Pull out each line of the data that includes the word "arrow".

start

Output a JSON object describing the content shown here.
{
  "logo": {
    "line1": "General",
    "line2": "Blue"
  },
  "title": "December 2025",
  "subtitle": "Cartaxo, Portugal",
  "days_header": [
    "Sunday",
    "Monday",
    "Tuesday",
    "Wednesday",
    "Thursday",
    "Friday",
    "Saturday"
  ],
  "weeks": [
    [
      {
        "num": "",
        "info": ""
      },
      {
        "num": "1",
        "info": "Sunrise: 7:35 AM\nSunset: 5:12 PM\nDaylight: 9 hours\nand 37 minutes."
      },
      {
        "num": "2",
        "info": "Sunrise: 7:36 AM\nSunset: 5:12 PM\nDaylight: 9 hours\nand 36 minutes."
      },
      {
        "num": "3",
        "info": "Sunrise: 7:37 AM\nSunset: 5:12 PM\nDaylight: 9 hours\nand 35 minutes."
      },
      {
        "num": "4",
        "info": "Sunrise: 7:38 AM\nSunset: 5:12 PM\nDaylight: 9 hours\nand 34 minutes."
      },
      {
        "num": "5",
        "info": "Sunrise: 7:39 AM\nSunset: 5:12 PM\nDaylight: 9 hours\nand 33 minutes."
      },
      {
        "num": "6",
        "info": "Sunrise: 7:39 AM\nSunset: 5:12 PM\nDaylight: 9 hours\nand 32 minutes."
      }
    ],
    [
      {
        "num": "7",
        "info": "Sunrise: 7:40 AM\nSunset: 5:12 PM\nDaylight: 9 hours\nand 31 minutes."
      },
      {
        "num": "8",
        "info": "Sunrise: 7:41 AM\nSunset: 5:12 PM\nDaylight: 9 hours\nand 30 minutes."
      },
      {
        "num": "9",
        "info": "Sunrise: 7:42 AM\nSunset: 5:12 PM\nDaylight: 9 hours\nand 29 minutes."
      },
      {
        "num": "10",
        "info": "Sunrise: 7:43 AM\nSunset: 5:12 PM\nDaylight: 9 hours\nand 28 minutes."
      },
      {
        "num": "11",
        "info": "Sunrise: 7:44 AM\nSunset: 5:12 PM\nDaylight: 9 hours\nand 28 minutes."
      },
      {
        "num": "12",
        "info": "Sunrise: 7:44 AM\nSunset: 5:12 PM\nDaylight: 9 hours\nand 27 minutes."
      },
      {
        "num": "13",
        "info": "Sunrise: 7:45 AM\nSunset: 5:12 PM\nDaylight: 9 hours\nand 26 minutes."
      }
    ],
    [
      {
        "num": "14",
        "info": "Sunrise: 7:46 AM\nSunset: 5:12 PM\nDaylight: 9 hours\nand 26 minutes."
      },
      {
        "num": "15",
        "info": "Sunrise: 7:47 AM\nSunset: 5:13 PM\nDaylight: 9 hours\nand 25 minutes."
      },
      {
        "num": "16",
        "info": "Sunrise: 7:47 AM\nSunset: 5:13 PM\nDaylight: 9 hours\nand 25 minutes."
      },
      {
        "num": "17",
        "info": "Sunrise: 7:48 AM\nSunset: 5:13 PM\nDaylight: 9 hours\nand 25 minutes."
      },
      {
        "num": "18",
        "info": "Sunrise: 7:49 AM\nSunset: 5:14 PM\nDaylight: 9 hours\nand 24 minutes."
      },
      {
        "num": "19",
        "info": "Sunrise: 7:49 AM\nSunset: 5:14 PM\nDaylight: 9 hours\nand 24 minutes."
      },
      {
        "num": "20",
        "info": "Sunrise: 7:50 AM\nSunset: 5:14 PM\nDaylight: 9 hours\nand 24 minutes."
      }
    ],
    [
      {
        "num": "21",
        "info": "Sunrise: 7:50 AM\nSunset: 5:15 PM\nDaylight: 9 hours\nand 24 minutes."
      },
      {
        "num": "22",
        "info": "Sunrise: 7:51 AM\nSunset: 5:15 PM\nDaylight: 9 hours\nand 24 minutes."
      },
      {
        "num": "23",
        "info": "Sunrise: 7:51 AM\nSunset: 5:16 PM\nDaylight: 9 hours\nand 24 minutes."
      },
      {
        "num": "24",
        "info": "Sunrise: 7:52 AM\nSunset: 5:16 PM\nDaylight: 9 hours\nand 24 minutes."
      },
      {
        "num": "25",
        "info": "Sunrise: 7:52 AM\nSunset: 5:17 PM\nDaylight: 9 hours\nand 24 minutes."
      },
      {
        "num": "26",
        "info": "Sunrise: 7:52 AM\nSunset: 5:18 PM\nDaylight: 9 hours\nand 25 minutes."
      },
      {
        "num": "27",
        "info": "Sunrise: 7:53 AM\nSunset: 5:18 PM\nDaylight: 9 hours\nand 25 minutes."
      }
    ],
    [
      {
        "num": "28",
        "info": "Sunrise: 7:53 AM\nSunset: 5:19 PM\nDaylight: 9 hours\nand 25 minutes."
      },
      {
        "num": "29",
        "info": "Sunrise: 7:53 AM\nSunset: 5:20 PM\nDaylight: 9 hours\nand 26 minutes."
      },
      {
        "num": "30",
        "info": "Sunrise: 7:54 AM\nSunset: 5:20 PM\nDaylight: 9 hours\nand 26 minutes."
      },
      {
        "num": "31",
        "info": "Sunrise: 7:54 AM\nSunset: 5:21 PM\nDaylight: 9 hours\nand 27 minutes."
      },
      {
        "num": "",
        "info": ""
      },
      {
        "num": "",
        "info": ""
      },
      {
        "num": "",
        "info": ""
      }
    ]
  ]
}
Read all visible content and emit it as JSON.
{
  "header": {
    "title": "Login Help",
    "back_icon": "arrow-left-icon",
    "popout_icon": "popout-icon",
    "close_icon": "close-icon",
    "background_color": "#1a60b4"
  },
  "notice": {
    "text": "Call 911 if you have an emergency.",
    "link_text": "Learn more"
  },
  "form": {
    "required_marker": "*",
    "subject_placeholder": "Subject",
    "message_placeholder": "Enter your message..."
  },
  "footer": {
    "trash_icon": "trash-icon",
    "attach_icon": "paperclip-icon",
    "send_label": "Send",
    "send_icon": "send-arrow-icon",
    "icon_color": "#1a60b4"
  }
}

end

> [PROBLEM SOLUTION]:
    "back_icon": "arrow-left-icon",
    "send_icon": "send-arrow-icon",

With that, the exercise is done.